§ Collected data entries

■ ■ ■ ■

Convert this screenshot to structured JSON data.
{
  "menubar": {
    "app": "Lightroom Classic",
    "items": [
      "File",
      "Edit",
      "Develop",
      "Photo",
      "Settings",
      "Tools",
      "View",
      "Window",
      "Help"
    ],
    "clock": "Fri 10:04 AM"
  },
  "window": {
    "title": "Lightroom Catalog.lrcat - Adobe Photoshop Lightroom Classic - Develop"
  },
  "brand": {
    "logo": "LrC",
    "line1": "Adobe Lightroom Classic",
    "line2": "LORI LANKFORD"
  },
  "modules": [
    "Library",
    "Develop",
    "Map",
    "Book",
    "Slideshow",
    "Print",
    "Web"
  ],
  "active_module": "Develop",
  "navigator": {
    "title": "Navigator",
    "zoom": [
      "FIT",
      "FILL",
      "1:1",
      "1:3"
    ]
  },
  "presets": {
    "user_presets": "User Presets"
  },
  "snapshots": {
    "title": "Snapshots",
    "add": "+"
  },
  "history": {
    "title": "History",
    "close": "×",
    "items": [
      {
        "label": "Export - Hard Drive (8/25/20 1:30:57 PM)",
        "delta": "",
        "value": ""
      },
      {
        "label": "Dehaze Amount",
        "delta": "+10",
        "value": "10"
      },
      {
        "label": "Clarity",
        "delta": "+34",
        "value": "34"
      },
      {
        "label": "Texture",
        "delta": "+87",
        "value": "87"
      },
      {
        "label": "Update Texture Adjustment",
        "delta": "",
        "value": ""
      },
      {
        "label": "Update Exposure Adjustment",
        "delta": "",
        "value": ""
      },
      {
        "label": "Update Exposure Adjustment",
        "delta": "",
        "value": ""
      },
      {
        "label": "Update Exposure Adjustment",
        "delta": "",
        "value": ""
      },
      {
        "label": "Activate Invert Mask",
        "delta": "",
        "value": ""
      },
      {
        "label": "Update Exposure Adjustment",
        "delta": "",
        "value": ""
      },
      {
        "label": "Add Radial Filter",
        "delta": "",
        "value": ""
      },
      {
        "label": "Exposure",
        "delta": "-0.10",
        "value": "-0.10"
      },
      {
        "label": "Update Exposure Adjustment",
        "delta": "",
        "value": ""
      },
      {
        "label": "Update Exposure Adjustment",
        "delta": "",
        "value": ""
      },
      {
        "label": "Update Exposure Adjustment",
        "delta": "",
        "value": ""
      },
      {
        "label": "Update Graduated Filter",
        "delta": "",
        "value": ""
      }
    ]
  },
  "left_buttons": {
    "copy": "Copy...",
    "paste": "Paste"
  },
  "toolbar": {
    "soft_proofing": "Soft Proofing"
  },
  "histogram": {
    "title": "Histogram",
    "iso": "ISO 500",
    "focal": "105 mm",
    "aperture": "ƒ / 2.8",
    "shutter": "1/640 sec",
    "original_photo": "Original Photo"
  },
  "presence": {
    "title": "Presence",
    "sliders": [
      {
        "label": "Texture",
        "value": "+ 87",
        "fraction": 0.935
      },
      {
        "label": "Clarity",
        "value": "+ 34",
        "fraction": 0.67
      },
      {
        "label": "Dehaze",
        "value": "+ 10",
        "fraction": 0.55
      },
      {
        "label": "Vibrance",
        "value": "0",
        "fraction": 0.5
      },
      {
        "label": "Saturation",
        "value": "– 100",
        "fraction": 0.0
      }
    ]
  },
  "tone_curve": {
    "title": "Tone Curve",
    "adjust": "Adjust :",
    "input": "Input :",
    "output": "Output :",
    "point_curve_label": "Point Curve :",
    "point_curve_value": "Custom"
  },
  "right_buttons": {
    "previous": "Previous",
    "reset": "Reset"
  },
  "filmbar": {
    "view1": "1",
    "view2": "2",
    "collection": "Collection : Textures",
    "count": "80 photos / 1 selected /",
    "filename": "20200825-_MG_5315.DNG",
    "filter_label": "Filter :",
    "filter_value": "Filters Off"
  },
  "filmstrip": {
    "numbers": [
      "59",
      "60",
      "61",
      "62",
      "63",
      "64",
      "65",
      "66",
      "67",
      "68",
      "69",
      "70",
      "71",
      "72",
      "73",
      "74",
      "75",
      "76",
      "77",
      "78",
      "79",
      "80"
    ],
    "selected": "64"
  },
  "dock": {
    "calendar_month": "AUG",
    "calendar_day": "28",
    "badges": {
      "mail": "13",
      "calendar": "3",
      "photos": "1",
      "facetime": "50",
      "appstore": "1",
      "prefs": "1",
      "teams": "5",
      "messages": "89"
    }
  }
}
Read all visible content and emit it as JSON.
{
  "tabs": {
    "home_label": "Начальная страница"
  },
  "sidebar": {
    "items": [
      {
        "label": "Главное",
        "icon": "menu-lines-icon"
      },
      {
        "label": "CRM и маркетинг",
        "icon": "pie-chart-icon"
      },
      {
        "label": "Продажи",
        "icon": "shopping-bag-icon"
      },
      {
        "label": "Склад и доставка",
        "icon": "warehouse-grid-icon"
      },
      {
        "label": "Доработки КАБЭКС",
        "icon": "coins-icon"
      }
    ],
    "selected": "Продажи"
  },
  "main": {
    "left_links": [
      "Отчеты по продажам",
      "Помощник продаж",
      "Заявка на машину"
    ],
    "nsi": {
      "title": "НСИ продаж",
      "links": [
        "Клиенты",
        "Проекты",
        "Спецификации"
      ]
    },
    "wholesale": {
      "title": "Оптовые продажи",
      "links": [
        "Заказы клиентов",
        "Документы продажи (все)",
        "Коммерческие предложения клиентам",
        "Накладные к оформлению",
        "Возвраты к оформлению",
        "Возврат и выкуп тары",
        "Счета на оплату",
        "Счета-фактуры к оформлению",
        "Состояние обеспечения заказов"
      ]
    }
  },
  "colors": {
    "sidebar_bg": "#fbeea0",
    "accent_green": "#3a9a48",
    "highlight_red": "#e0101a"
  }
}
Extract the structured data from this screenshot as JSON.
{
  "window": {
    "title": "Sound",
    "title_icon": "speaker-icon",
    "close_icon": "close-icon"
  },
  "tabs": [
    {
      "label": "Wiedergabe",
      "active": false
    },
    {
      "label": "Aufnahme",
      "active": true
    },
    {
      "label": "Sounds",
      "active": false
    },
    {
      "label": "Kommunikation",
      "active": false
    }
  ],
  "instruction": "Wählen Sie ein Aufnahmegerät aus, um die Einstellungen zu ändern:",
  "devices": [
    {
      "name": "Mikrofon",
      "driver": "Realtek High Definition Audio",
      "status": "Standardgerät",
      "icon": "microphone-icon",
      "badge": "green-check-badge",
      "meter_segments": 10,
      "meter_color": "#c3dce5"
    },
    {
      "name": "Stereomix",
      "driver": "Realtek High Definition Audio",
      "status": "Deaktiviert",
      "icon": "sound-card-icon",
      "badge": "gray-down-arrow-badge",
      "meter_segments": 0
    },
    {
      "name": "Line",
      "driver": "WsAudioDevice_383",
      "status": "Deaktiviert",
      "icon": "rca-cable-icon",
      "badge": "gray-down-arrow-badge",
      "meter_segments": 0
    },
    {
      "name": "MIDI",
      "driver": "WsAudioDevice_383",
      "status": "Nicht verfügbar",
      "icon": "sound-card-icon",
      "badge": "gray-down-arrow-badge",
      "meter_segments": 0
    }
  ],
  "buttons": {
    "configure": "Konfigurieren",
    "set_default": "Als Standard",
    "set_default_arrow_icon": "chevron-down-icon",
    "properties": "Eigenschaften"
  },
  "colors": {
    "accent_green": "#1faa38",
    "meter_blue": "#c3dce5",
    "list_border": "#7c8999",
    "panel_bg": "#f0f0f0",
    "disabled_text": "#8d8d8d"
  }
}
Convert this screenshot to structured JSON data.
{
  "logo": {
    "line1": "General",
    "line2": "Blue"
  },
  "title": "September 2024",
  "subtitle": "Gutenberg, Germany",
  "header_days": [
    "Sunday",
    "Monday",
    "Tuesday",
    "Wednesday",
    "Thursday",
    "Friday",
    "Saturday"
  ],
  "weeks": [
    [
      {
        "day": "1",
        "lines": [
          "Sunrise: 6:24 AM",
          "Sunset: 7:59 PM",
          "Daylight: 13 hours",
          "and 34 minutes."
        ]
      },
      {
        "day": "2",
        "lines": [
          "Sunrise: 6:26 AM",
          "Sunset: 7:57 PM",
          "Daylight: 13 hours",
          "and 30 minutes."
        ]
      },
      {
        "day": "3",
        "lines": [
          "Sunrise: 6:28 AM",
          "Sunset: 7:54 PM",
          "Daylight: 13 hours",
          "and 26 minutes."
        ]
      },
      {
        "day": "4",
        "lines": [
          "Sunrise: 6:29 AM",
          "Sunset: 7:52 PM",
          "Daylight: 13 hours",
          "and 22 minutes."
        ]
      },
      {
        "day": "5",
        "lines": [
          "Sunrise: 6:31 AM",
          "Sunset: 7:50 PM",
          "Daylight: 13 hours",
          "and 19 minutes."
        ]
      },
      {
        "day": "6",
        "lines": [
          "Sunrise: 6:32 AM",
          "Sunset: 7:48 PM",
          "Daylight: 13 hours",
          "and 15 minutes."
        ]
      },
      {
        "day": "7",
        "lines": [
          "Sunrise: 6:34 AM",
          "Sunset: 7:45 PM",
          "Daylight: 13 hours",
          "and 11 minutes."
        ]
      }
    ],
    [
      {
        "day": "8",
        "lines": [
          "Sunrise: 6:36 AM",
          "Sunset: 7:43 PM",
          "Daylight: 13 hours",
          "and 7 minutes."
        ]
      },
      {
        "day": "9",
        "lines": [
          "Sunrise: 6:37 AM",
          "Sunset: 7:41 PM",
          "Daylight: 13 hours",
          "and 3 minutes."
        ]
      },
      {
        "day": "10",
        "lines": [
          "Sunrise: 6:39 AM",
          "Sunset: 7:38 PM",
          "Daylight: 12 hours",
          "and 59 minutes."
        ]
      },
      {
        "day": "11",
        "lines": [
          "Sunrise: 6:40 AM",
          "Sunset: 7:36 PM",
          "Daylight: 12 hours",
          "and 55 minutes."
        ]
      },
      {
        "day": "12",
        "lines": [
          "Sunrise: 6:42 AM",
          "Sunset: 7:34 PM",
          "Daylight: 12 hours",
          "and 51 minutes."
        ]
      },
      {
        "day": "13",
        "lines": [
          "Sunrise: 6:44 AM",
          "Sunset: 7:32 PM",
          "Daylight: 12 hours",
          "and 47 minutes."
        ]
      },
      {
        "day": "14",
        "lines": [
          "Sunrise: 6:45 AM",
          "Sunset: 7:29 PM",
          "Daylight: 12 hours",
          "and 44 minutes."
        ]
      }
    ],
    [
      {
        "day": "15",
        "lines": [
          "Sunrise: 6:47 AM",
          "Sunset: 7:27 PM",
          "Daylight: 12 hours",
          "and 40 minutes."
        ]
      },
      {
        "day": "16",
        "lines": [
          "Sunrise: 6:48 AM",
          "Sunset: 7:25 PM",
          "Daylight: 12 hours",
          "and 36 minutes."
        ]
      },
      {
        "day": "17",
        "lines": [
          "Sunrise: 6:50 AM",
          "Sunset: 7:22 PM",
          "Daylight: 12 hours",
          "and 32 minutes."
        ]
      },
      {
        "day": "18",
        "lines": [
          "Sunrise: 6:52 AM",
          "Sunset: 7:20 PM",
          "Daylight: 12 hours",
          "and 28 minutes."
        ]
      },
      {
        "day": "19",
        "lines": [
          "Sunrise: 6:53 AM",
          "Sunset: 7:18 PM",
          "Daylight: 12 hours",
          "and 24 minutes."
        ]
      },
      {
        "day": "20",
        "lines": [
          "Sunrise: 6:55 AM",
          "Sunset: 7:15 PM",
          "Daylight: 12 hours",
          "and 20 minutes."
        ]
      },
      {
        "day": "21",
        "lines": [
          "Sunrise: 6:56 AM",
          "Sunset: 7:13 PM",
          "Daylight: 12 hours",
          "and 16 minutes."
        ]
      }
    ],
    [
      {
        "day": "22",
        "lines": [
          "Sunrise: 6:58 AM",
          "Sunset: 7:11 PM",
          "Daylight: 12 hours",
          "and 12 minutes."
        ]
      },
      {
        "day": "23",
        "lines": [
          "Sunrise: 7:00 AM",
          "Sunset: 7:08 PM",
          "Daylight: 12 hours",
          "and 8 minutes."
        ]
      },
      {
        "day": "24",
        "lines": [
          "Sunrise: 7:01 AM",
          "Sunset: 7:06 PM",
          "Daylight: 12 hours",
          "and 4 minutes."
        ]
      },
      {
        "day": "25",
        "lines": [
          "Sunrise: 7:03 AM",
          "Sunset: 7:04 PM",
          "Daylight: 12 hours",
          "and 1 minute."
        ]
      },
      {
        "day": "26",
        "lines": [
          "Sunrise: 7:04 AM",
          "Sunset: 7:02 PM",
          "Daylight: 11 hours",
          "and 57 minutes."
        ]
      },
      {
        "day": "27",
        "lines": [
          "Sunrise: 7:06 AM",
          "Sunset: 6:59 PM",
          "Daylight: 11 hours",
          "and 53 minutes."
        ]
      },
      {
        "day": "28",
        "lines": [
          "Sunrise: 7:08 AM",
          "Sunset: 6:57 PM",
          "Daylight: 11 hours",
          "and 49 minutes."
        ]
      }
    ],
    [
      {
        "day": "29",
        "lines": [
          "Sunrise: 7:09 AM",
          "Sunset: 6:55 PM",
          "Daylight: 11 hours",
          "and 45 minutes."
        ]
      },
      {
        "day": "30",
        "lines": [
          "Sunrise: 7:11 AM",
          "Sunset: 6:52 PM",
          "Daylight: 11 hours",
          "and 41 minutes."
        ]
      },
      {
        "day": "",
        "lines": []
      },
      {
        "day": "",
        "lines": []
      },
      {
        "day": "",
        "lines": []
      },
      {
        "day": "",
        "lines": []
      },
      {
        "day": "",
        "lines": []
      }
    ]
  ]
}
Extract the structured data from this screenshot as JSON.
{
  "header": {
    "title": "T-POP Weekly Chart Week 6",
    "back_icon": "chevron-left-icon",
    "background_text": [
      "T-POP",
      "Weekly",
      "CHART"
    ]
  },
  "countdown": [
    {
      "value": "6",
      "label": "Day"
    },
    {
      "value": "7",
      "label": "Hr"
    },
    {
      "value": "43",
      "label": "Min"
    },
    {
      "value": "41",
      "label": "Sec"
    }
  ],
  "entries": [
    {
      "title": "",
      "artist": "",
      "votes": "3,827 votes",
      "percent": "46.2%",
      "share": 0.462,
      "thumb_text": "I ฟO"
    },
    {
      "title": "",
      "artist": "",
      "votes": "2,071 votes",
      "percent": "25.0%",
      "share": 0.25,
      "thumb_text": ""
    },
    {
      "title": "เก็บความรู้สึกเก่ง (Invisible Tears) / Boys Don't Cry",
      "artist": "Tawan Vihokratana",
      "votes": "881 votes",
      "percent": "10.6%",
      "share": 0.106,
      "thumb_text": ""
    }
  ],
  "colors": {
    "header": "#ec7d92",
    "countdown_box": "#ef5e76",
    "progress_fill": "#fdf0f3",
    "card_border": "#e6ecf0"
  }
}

■ ■ ■ ■

§ WHAT IS EXPECTED
State how many lines of the records above contain the word "Weekly", and give only that number.

§ EXERCISE RESPONSE
2